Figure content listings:
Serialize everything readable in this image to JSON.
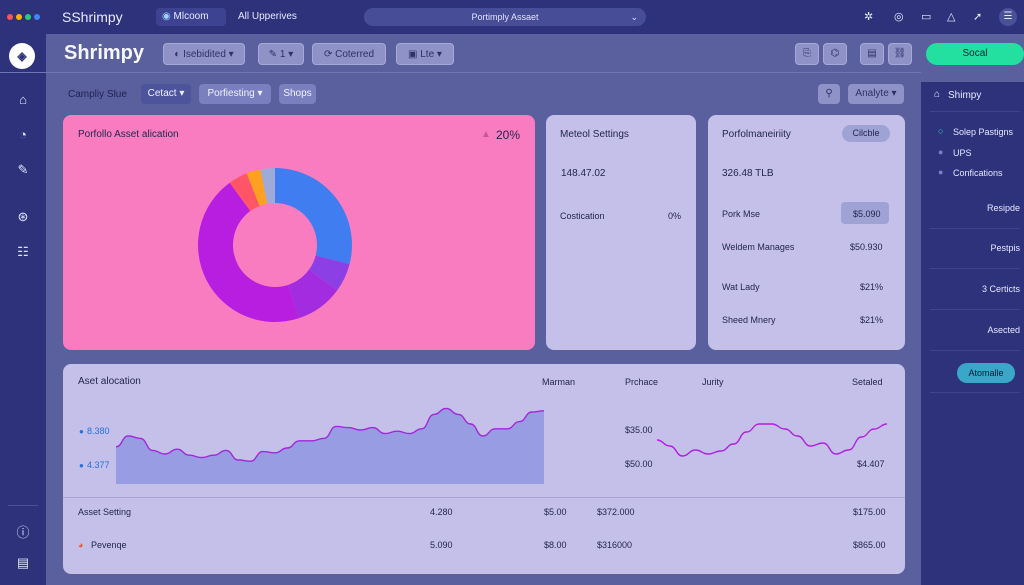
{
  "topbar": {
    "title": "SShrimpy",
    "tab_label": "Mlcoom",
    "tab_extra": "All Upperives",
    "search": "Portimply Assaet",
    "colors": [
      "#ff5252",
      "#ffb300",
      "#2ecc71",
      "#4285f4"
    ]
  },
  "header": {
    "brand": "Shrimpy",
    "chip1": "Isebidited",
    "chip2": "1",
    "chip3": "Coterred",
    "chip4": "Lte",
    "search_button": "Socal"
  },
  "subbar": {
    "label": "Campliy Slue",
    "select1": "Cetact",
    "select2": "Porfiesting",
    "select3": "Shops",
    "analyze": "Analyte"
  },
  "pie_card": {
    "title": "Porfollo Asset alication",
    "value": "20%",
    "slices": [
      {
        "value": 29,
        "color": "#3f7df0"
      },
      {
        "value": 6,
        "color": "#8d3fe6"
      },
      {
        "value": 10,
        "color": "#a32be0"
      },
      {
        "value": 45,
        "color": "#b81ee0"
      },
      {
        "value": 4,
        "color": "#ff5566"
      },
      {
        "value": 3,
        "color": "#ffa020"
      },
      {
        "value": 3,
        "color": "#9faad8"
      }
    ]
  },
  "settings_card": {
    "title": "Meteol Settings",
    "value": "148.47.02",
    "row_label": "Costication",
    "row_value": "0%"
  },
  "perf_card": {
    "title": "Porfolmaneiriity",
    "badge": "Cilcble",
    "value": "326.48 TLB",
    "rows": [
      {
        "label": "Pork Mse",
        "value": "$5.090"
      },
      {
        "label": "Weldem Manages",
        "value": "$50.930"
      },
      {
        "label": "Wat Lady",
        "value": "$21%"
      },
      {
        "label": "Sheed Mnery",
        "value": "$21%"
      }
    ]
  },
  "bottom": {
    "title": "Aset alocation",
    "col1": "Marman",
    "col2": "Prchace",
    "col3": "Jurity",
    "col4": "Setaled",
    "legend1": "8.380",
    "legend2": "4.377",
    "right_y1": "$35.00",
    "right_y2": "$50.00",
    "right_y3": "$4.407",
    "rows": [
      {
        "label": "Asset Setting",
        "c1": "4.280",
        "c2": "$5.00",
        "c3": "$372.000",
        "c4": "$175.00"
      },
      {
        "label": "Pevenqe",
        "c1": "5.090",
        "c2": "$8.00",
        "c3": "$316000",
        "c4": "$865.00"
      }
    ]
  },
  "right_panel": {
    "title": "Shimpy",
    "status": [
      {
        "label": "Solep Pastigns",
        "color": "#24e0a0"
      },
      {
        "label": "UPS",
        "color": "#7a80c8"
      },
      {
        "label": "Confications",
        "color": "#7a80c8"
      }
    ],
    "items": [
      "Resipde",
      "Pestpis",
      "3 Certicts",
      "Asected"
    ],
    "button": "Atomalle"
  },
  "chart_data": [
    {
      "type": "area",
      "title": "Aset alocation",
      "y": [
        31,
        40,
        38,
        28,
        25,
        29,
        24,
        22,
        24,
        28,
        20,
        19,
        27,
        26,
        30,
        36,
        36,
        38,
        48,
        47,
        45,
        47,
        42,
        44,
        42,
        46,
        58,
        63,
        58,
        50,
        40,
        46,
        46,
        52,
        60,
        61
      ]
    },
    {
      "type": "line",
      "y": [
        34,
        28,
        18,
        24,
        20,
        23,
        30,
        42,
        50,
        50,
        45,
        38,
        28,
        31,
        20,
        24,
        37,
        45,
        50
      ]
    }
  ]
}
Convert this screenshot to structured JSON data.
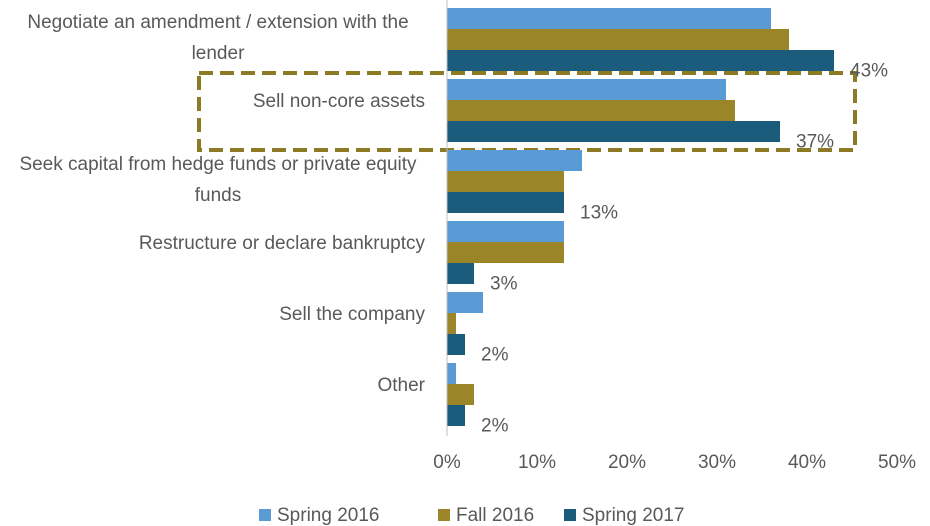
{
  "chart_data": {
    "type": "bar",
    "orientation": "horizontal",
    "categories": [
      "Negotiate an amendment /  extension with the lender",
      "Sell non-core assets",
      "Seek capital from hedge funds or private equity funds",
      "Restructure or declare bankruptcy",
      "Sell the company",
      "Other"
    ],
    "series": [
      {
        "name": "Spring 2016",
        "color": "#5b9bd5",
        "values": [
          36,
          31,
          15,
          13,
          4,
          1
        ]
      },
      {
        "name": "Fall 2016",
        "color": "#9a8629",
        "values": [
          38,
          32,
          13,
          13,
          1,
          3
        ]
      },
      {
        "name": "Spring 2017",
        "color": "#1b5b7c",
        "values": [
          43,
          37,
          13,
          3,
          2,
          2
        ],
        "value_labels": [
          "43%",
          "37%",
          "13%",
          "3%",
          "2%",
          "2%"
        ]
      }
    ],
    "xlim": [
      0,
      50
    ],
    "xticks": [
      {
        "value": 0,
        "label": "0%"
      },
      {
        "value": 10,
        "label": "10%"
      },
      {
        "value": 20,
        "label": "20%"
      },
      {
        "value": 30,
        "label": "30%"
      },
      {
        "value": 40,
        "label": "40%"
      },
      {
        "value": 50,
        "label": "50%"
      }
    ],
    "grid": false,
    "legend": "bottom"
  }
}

** Given task **
Copy each line from the records above that includes the string "JSON".

** Answer to this problem **
Serialize everything readable in this image to JSON.
Convert this screenshot to structured JSON data.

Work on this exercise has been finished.